═════ Data shown ═════

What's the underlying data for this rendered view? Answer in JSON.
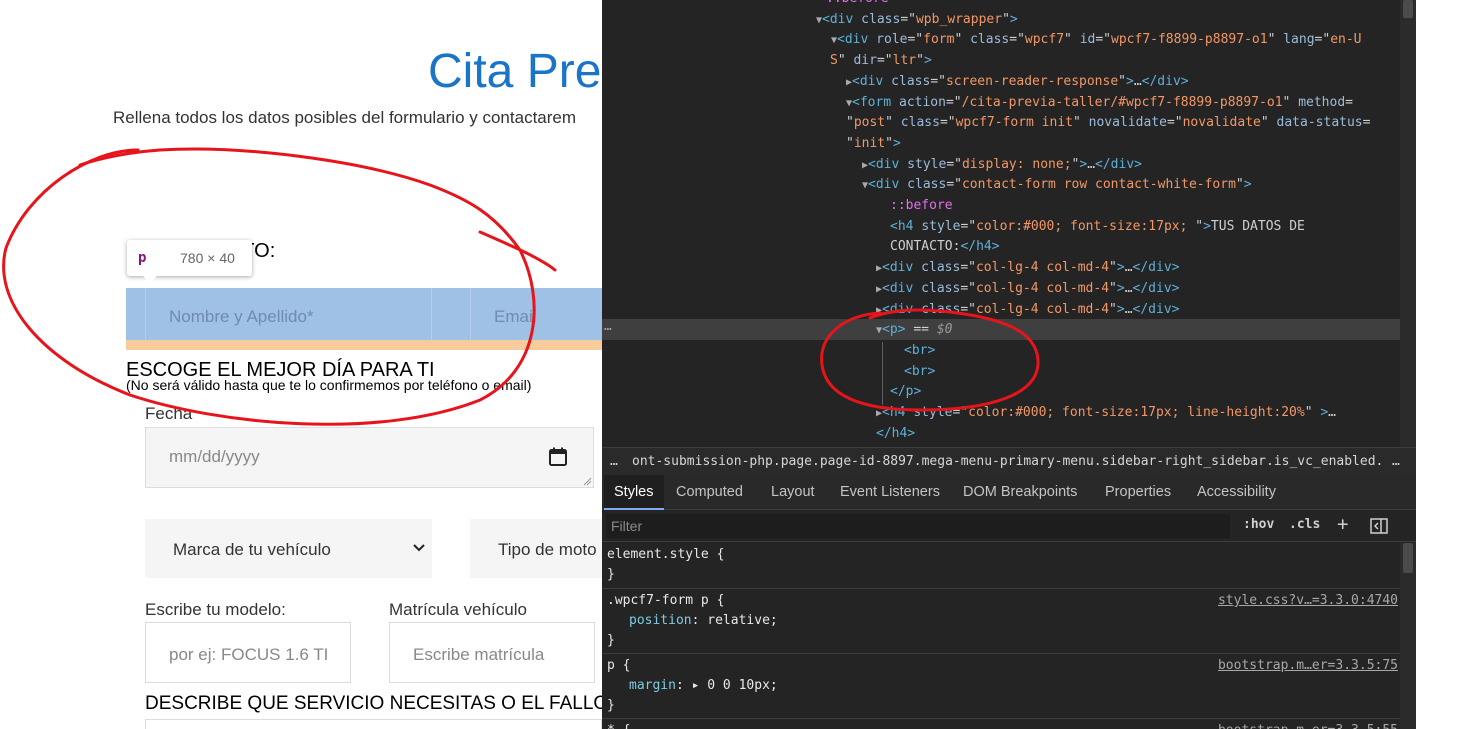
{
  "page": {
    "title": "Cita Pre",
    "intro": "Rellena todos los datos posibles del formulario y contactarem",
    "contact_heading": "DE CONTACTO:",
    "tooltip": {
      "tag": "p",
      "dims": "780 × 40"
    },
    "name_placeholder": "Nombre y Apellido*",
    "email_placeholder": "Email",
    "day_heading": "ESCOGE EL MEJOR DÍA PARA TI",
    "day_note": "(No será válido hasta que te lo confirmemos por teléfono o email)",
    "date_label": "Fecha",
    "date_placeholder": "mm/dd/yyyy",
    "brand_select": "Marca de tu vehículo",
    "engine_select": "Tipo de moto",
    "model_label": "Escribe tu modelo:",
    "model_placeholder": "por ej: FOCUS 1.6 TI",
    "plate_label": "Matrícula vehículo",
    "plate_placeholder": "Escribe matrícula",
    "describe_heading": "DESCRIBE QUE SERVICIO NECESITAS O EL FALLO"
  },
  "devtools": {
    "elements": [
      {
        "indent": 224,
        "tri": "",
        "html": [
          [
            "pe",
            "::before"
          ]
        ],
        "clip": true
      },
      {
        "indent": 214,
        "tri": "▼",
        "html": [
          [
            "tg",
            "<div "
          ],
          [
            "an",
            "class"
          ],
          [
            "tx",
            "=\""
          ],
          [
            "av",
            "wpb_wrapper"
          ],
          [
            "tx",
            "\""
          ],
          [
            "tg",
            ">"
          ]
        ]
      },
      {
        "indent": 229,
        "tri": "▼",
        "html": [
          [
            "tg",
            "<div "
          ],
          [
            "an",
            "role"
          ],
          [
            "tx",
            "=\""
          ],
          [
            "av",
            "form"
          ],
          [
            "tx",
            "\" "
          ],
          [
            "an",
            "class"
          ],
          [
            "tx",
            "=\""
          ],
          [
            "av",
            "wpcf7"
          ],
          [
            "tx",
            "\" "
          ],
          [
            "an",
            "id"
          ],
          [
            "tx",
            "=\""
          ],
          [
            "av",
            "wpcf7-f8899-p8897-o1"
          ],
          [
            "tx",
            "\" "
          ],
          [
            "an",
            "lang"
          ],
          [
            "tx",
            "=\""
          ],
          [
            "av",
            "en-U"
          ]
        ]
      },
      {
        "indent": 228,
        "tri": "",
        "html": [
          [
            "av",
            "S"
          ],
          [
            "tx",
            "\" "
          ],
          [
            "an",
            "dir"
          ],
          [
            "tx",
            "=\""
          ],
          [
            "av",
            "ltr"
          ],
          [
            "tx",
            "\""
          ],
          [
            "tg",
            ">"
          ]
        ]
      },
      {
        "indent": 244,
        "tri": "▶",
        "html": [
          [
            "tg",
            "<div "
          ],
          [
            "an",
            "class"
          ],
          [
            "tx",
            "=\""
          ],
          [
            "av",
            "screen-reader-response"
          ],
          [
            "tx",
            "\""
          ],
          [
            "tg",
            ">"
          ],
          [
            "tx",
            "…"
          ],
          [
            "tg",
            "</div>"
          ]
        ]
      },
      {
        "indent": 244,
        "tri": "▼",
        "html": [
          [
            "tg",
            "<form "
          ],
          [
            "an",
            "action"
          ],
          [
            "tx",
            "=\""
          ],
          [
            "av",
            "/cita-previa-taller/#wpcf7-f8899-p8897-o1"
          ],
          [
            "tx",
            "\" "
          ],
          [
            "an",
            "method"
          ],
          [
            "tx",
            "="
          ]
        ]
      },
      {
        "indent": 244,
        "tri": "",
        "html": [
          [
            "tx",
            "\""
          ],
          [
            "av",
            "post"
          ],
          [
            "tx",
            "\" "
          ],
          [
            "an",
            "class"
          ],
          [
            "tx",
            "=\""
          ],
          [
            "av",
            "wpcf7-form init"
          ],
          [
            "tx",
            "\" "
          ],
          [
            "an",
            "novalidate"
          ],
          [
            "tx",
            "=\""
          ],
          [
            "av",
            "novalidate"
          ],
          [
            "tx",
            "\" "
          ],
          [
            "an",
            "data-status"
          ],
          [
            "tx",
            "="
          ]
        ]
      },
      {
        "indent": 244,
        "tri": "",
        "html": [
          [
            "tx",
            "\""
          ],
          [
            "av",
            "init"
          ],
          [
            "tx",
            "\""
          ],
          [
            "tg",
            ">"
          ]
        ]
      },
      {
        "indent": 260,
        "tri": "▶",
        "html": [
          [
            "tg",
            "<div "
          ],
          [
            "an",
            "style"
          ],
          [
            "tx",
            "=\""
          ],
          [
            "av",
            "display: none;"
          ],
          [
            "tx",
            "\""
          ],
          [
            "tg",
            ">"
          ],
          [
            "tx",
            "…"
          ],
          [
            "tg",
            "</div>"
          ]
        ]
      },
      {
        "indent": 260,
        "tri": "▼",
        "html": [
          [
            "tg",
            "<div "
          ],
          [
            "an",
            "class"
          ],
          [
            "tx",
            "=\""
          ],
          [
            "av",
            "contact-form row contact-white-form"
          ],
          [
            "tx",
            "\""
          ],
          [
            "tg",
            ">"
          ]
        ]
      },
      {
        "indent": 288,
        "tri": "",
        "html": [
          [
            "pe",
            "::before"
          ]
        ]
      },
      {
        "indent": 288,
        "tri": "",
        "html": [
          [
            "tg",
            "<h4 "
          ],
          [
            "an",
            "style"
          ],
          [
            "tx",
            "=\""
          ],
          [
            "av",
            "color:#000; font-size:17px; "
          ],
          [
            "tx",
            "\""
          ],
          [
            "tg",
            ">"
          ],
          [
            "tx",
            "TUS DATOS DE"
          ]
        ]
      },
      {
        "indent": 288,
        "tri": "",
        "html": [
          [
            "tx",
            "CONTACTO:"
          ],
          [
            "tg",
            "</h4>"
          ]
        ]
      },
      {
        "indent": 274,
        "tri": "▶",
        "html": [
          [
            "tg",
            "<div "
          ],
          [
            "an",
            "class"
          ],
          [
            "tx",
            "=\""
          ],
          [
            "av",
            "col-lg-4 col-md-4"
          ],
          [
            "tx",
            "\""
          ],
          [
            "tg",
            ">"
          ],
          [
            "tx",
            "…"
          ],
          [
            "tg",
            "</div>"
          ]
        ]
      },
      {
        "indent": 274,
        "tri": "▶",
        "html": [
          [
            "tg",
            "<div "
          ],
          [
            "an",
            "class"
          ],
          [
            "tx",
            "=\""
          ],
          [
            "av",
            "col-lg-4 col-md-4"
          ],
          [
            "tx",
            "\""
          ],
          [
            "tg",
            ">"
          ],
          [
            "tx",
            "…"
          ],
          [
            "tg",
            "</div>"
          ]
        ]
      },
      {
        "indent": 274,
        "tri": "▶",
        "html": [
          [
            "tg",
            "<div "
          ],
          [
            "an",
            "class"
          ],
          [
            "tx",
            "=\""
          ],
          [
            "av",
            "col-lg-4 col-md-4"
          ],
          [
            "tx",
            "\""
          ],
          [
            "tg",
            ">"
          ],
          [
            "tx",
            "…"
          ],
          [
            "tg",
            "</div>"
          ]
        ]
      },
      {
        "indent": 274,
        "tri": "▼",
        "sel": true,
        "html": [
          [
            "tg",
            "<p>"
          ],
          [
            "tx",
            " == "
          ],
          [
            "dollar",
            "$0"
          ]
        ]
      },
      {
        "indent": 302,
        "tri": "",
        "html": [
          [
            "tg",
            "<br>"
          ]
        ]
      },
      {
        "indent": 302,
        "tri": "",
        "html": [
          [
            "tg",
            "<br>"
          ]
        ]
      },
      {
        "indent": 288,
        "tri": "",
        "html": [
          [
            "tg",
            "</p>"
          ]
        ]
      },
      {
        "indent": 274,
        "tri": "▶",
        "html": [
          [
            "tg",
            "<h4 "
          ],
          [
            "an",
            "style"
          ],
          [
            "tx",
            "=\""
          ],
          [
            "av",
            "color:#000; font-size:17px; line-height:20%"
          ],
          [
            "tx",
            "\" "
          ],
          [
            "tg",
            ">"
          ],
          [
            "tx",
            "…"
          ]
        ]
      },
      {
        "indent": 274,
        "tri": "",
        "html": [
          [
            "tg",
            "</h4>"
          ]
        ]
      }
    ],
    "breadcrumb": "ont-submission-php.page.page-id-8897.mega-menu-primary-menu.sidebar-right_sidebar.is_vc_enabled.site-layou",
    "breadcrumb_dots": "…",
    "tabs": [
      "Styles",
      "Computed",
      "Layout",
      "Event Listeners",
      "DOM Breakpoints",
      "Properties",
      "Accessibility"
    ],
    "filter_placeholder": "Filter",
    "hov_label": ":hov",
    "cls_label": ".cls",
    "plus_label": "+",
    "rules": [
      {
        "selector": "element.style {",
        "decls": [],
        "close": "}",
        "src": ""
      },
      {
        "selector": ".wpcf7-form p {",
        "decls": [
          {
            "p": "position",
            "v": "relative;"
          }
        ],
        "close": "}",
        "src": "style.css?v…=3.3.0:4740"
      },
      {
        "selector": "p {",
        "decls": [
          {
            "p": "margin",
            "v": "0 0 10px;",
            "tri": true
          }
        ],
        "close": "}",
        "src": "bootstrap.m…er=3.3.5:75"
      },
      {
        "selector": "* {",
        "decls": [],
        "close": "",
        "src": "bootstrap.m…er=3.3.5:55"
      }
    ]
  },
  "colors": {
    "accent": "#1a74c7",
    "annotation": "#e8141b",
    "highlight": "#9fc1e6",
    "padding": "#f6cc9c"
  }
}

═════
═════ Data shown ═════

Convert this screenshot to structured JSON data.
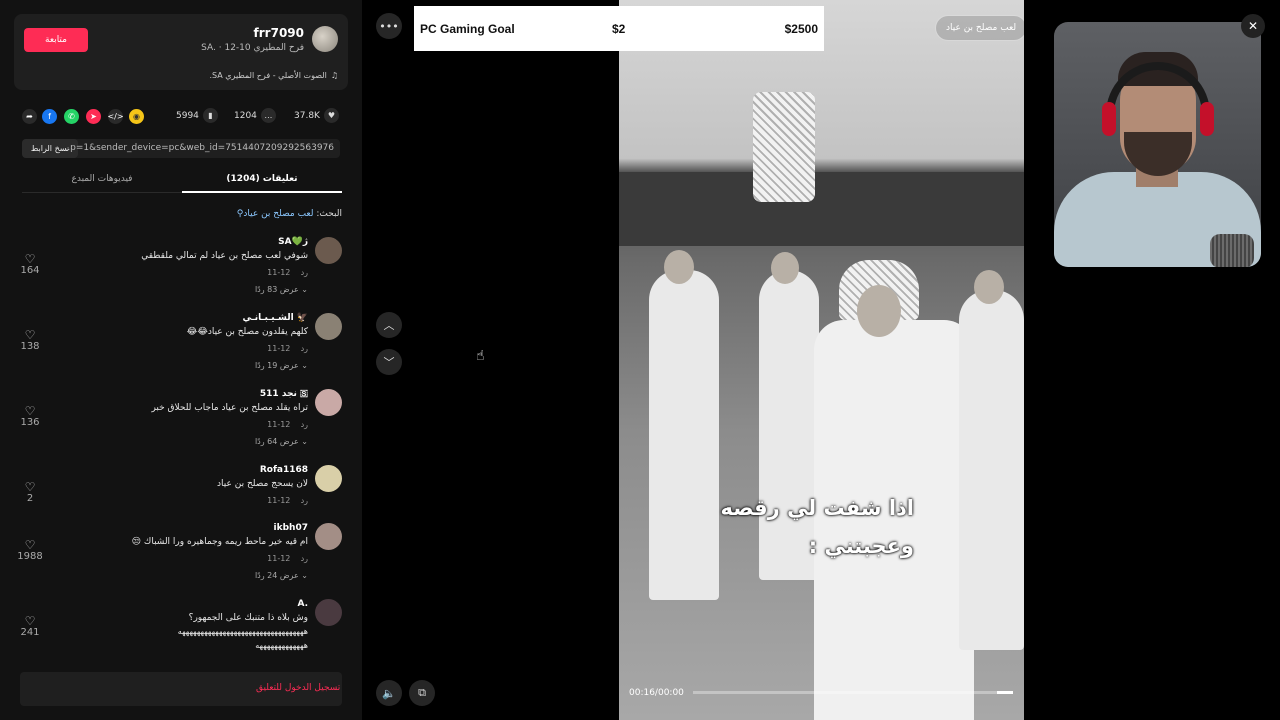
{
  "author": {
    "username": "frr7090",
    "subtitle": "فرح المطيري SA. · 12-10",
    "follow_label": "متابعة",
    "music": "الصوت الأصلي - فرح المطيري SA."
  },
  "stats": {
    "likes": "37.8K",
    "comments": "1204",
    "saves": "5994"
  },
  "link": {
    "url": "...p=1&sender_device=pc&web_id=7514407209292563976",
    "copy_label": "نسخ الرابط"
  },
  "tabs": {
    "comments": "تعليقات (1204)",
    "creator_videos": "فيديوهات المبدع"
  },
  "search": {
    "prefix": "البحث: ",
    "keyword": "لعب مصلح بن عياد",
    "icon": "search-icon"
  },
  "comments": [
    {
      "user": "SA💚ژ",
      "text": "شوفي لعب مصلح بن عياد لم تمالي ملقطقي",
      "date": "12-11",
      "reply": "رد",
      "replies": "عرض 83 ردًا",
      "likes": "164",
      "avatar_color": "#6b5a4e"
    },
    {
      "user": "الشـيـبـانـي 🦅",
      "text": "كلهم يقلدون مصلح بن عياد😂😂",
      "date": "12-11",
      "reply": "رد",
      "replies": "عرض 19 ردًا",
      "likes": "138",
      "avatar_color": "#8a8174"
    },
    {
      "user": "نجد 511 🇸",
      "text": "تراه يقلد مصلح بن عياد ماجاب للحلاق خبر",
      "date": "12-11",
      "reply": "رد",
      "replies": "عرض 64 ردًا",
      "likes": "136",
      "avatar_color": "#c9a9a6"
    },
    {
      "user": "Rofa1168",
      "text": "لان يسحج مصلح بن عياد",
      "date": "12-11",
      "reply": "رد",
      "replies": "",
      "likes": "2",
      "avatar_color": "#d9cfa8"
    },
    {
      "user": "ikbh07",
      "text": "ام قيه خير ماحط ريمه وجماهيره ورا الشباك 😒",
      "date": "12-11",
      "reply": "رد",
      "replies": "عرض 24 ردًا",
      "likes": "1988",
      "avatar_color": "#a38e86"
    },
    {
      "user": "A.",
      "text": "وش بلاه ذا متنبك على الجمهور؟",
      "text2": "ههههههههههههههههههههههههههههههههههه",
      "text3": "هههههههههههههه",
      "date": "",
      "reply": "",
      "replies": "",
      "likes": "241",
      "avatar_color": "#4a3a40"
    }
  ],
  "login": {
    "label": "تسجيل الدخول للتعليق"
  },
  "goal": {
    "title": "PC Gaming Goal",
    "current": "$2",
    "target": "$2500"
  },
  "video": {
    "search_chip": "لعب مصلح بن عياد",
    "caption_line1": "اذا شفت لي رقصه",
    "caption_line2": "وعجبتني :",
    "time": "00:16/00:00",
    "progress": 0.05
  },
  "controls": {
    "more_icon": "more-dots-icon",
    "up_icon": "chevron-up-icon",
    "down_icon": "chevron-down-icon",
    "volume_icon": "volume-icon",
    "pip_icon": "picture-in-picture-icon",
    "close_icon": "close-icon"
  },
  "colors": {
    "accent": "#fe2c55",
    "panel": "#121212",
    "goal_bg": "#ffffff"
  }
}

═════

- [Prompt] Copy each line of the data that contains the word "likes".

- [Reply to the task]
    "likes": "37.8K",
      "likes": "164",
      "likes": "138",
      "likes": "136",
      "likes": "2",
      "likes": "1988",
      "likes": "241",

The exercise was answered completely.